§ **Annotated element listings**:
┄┄┄┄┄┄┄┄┄┄
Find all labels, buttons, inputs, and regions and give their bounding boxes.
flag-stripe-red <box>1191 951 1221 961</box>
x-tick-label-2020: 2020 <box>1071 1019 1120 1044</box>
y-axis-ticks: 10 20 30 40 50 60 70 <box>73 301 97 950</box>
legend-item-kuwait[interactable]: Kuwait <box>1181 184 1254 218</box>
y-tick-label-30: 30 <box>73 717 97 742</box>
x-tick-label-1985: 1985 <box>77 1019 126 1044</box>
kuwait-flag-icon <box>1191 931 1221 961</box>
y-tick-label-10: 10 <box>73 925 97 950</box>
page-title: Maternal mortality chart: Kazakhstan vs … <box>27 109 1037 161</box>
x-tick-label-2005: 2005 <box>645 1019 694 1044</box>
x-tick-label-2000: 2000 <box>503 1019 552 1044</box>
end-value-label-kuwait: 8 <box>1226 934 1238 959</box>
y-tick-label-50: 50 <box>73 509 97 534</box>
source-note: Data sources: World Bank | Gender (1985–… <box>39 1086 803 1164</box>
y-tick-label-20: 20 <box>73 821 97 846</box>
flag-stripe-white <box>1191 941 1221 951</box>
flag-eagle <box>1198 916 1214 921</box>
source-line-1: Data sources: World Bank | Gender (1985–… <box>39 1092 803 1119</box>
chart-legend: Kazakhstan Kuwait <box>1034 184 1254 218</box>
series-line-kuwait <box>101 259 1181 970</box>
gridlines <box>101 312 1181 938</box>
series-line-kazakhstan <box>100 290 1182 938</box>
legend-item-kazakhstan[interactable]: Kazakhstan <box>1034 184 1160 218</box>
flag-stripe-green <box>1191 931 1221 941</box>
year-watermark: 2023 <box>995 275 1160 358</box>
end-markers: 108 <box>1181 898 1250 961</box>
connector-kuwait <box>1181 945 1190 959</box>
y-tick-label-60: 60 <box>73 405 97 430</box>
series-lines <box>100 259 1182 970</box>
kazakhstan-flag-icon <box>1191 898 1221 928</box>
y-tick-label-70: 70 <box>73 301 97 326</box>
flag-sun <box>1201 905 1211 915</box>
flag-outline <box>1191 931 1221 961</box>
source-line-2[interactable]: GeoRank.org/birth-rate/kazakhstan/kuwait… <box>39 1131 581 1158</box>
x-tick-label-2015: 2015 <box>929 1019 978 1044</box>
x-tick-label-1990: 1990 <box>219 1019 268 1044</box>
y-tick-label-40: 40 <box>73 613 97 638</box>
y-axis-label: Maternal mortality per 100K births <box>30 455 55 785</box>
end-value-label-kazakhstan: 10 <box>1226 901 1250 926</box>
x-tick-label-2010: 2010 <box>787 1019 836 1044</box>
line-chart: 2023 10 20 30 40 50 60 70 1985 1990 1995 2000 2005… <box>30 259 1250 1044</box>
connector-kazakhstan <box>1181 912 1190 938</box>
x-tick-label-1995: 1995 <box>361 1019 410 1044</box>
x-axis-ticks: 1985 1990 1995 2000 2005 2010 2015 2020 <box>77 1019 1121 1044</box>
┄┄┄┄┄┄┄┄┄┄
§ **Work to complete**: Write out every line of the listing above word for word.

§ **Response to this exercise**:
Find all labels, buttons, inputs, and regions and give their bounding boxes.
flag-stripe-red <box>1191 951 1221 961</box>
x-tick-label-2020: 2020 <box>1071 1019 1120 1044</box>
y-axis-ticks: 10 20 30 40 50 60 70 <box>73 301 97 950</box>
legend-item-kuwait[interactable]: Kuwait <box>1181 184 1254 218</box>
y-tick-label-30: 30 <box>73 717 97 742</box>
x-tick-label-1985: 1985 <box>77 1019 126 1044</box>
kuwait-flag-icon <box>1191 931 1221 961</box>
y-tick-label-10: 10 <box>73 925 97 950</box>
page-title: Maternal mortality chart: Kazakhstan vs … <box>27 109 1037 161</box>
x-tick-label-2005: 2005 <box>645 1019 694 1044</box>
x-tick-label-2000: 2000 <box>503 1019 552 1044</box>
end-value-label-kuwait: 8 <box>1226 934 1238 959</box>
y-tick-label-50: 50 <box>73 509 97 534</box>
source-note: Data sources: World Bank | Gender (1985–… <box>39 1086 803 1164</box>
y-tick-label-20: 20 <box>73 821 97 846</box>
flag-stripe-white <box>1191 941 1221 951</box>
flag-eagle <box>1198 916 1214 921</box>
source-line-1: Data sources: World Bank | Gender (1985–… <box>39 1092 803 1119</box>
chart-legend: Kazakhstan Kuwait <box>1034 184 1254 218</box>
series-line-kuwait <box>101 259 1181 970</box>
gridlines <box>101 312 1181 938</box>
series-line-kazakhstan <box>100 290 1182 938</box>
legend-item-kazakhstan[interactable]: Kazakhstan <box>1034 184 1160 218</box>
flag-stripe-green <box>1191 931 1221 941</box>
year-watermark: 2023 <box>995 275 1160 358</box>
end-markers: 108 <box>1181 898 1250 961</box>
connector-kuwait <box>1181 945 1190 959</box>
y-tick-label-60: 60 <box>73 405 97 430</box>
series-lines <box>100 259 1182 970</box>
kazakhstan-flag-icon <box>1191 898 1221 928</box>
y-tick-label-70: 70 <box>73 301 97 326</box>
flag-sun <box>1201 905 1211 915</box>
flag-outline <box>1191 931 1221 961</box>
source-line-2[interactable]: GeoRank.org/birth-rate/kazakhstan/kuwait… <box>39 1131 581 1158</box>
x-tick-label-2015: 2015 <box>929 1019 978 1044</box>
x-tick-label-1990: 1990 <box>219 1019 268 1044</box>
y-tick-label-40: 40 <box>73 613 97 638</box>
y-axis-label: Maternal mortality per 100K births <box>30 455 55 785</box>
end-value-label-kazakhstan: 10 <box>1226 901 1250 926</box>
x-tick-label-2010: 2010 <box>787 1019 836 1044</box>
line-chart: 2023 10 20 30 40 50 60 70 1985 1990 1995 2000 2005… <box>30 259 1250 1044</box>
connector-kazakhstan <box>1181 912 1190 938</box>
x-tick-label-1995: 1995 <box>361 1019 410 1044</box>
x-axis-ticks: 1985 1990 1995 2000 2005 2010 2015 2020 <box>77 1019 1121 1044</box>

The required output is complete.